--- Start of Extracted material ---

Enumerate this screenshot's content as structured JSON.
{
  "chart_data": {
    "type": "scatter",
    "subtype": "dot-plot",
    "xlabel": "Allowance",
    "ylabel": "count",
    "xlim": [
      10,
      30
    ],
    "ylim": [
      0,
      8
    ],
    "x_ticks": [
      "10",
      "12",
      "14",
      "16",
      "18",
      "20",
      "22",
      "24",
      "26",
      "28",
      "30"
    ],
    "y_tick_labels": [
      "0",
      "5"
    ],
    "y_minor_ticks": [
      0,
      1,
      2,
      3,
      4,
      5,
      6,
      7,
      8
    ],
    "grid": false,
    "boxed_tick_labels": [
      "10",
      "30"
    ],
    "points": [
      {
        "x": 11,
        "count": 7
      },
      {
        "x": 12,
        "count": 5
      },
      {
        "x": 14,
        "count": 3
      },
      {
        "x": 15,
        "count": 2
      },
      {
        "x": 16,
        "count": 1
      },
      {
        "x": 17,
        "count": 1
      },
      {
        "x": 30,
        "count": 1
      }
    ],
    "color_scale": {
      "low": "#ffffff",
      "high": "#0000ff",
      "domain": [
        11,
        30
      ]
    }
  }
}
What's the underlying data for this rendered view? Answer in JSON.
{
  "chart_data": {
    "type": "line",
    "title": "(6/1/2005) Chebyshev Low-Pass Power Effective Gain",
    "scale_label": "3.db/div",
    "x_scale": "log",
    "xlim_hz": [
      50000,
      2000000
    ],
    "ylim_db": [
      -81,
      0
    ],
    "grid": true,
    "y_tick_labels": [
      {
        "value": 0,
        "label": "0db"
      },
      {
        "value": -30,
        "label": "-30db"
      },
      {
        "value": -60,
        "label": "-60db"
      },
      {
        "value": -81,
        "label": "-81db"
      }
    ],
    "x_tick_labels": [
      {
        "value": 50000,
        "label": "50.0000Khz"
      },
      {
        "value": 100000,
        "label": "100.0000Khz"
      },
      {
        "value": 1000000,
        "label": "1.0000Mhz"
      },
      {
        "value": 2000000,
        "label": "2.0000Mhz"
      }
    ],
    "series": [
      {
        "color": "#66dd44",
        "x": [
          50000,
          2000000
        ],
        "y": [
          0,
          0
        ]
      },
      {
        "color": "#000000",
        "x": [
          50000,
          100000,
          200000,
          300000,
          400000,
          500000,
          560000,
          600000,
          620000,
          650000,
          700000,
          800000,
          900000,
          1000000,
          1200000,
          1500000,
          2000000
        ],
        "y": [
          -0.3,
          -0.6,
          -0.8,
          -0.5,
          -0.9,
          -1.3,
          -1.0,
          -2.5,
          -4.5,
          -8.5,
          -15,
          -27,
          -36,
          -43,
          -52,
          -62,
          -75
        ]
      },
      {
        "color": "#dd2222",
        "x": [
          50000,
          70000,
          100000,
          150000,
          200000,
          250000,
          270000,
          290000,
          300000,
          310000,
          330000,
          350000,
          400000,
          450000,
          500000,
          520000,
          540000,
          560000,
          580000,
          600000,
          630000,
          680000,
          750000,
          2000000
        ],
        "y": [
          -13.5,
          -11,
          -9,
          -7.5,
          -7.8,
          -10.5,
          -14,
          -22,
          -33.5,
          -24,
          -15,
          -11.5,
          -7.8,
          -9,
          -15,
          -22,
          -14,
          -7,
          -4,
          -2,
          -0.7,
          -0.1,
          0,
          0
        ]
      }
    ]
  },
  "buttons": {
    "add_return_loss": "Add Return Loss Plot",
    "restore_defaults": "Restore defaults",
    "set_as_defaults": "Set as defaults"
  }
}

--- End of Extracted material ---

- _Given task_:
Return each line of the data that contains the string "JSON".

- _Right answer_:
Enumerate this screenshot's content as structured JSON.
What's the underlying data for this rendered view? Answer in JSON.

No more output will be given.